Report the count of lines below that include "braços", without any other text.
--- Entries ---
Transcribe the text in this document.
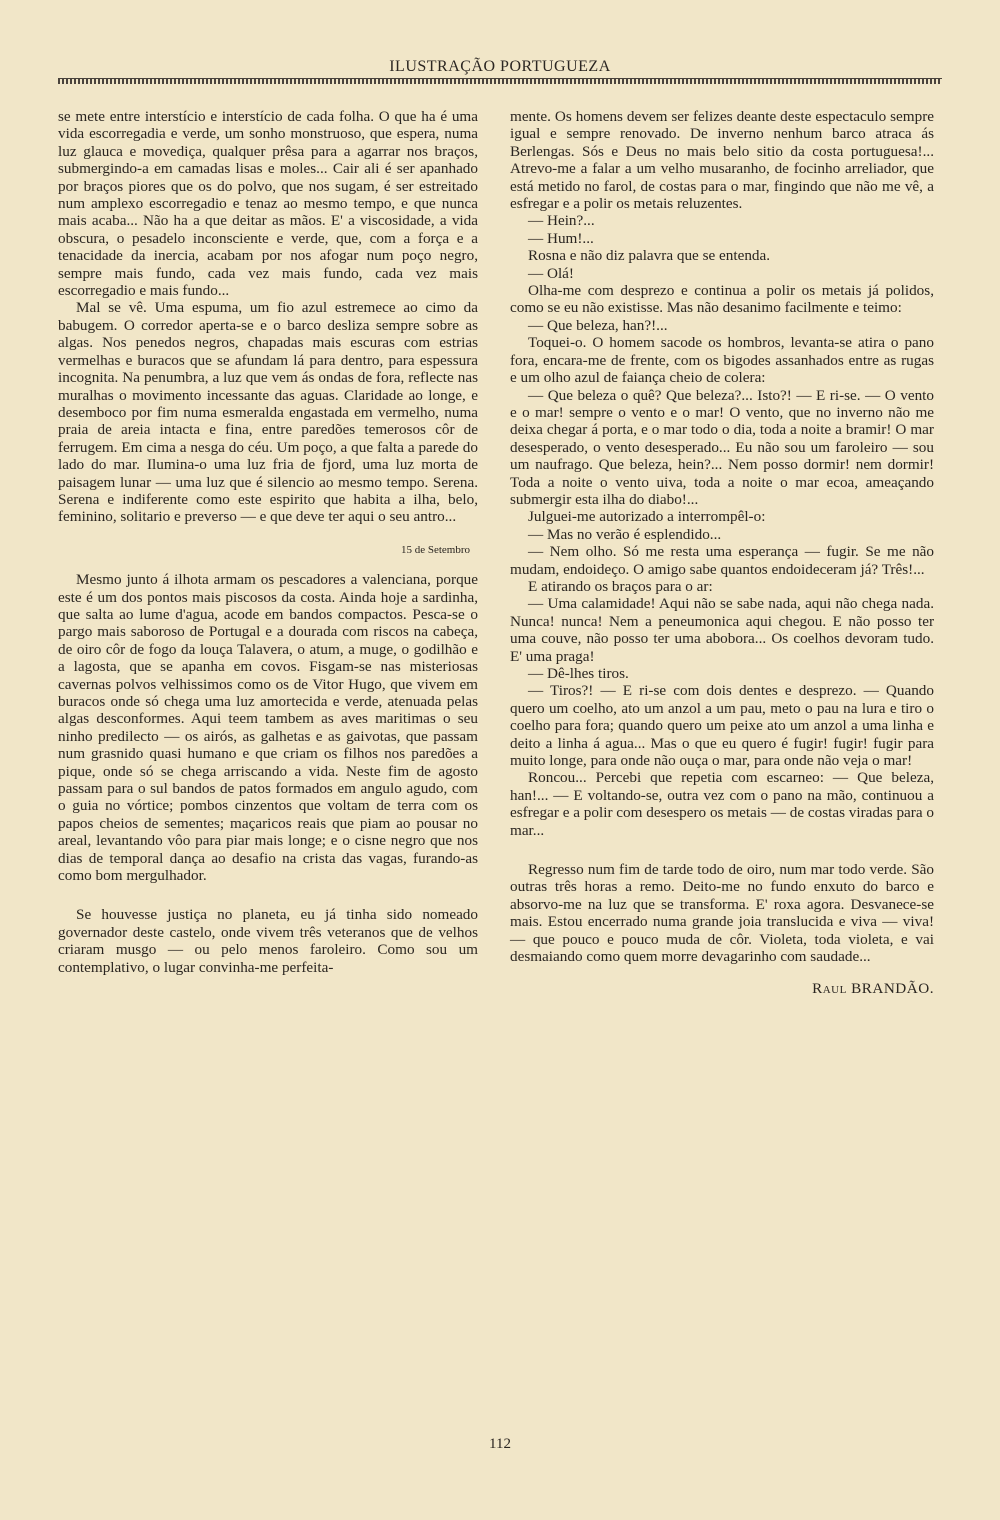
ILUSTRAÇÃO PORTUGUEZA

se mete entre interstício e interstício de cada folha. O que ha é uma vida escorregadia e verde, um sonho monstruoso, que espera, numa luz glauca e movediça, qualquer prêsa para a agarrar nos braços, submergindo-a em camadas lisas e moles... Cair ali é ser apanhado por braços piores que os do polvo, que nos sugam, é ser estreitado num amplexo escorregadio e tenaz ao mesmo tempo, e que nunca mais acaba... Não ha a que deitar as mãos. E' a viscosidade, a vida obscura, o pesadelo inconsciente e verde, que, com a força e a tenacidade da inercia, acabam por nos afogar num poço negro, sempre mais fundo, cada vez mais fundo, cada vez mais escorregadio e mais fundo...

Mal se vê. Uma espuma, um fio azul estremece ao cimo da babugem. O corredor aperta-se e o barco desliza sempre sobre as algas. Nos penedos negros, chapadas mais escuras com estrias vermelhas e buracos que se afundam lá para dentro, para espessura incognita. Na penumbra, a luz que vem ás ondas de fora, reflecte nas muralhas o movimento incessante das aguas. Claridade ao longe, e desemboco por fim numa esmeralda engastada em vermelho, numa praia de areia intacta e fina, entre paredões temerosos côr de ferrugem. Em cima a nesga do céu. Um poço, a que falta a parede do lado do mar. Ilumina-o uma luz fria de fjord, uma luz morta de paisagem lunar — uma luz que é silencio ao mesmo tempo. Serena. Serena e indiferente como este espirito que habita a ilha, belo, feminino, solitario e preverso — e que deve ter aqui o seu antro...

15 de Setembro

Mesmo junto á ilhota armam os pescadores a valenciana, porque este é um dos pontos mais piscosos da costa. Ainda hoje a sardinha, que salta ao lume d'agua, acode em bandos compactos. Pesca-se o pargo mais saboroso de Portugal e a dourada com riscos na cabeça, de oiro côr de fogo da louça Talavera, o atum, a muge, o godilhão e a lagosta, que se apanha em covos. Fisgam-se nas misteriosas cavernas polvos velhissimos como os de Vitor Hugo, que vivem em buracos onde só chega uma luz amortecida e verde, atenuada pelas algas desconformes. Aqui teem tambem as aves maritimas o seu ninho predilecto — os airós, as galhetas e as gaivotas, que passam num grasnido quasi humano e que criam os filhos nos paredões a pique, onde só se chega arriscando a vida. Neste fim de agosto passam para o sul bandos de patos formados em angulo agudo, com o guia no vórtice; pombos cinzentos que voltam de terra com os papos cheios de sementes; maçaricos reais que piam ao pousar no areal, levantando vôo para piar mais longe; e o cisne negro que nos dias de temporal dança ao desafio na crista das vagas, furando-as como bom mergulhador.

Se houvesse justiça no planeta, eu já tinha sido nomeado governador deste castelo, onde vivem três veteranos que de velhos criaram musgo — ou pelo menos faroleiro. Como sou um contemplativo, o lugar convinha-me perfeita-

mente. Os homens devem ser felizes deante deste espectaculo sempre igual e sempre renovado. De inverno nenhum barco atraca ás Berlengas. Sós e Deus no mais belo sitio da costa portuguesa!... Atrevo-me a falar a um velho musaranho, de focinho arreliador, que está metido no farol, de costas para o mar, fingindo que não me vê, a esfregar e a polir os metais reluzentes.

— Hein?...

— Hum!...

Rosna e não diz palavra que se entenda.

— Olá!

Olha-me com desprezo e continua a polir os metais já polidos, como se eu não existisse. Mas não desanimo facilmente e teimo:

— Que beleza, han?!...

Toquei-o. O homem sacode os hombros, levanta-se atira o pano fora, encara-me de frente, com os bigodes assanhados entre as rugas e um olho azul de faiança cheio de colera:

— Que beleza o quê? Que beleza?... Isto?! — E ri-se. — O vento e o mar! sempre o vento e o mar! O vento, que no inverno não me deixa chegar á porta, e o mar todo o dia, toda a noite a bramir! O mar desesperado, o vento desesperado... Eu não sou um faroleiro — sou um naufrago. Que beleza, hein?... Nem posso dormir! nem dormir! Toda a noite o vento uiva, toda a noite o mar ecoa, ameaçando submergir esta ilha do diabo!...

Julguei-me autorizado a interrompêl-o:

— Mas no verão é esplendido...

— Nem olho. Só me resta uma esperança — fugir. Se me não mudam, endoideço. O amigo sabe quantos endoideceram já? Três!...

E atirando os braços para o ar:

— Uma calamidade! Aqui não se sabe nada, aqui não chega nada. Nunca! nunca! Nem a peneumonica aqui chegou. E não posso ter uma couve, não posso ter uma abobora... Os coelhos devoram tudo. E' uma praga!

— Dê-lhes tiros.

— Tiros?! — E ri-se com dois dentes e desprezo. — Quando quero um coelho, ato um anzol a um pau, meto o pau na lura e tiro o coelho para fora; quando quero um peixe ato um anzol a uma linha e deito a linha á agua... Mas o que eu quero é fugir! fugir! fugir para muito longe, para onde não ouça o mar, para onde não veja o mar!

Roncou... Percebi que repetia com escarneo: — Que beleza, han!... — E voltando-se, outra vez com o pano na mão, continuou a esfregar e a polir com desespero os metais — de costas viradas para o mar...

Regresso num fim de tarde todo de oiro, num mar todo verde. São outras três horas a remo. Deito-me no fundo enxuto do barco e absorvo-me na luz que se transforma. E' roxa agora. Desvanece-se mais. Estou encerrado numa grande joia translucida e viva — viva! — que pouco e pouco muda de côr. Violeta, toda violeta, e vai desmaiando como quem morre devagarinho com saudade...

Raul BRANDÃO.

112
---
Answer for this exercise: 2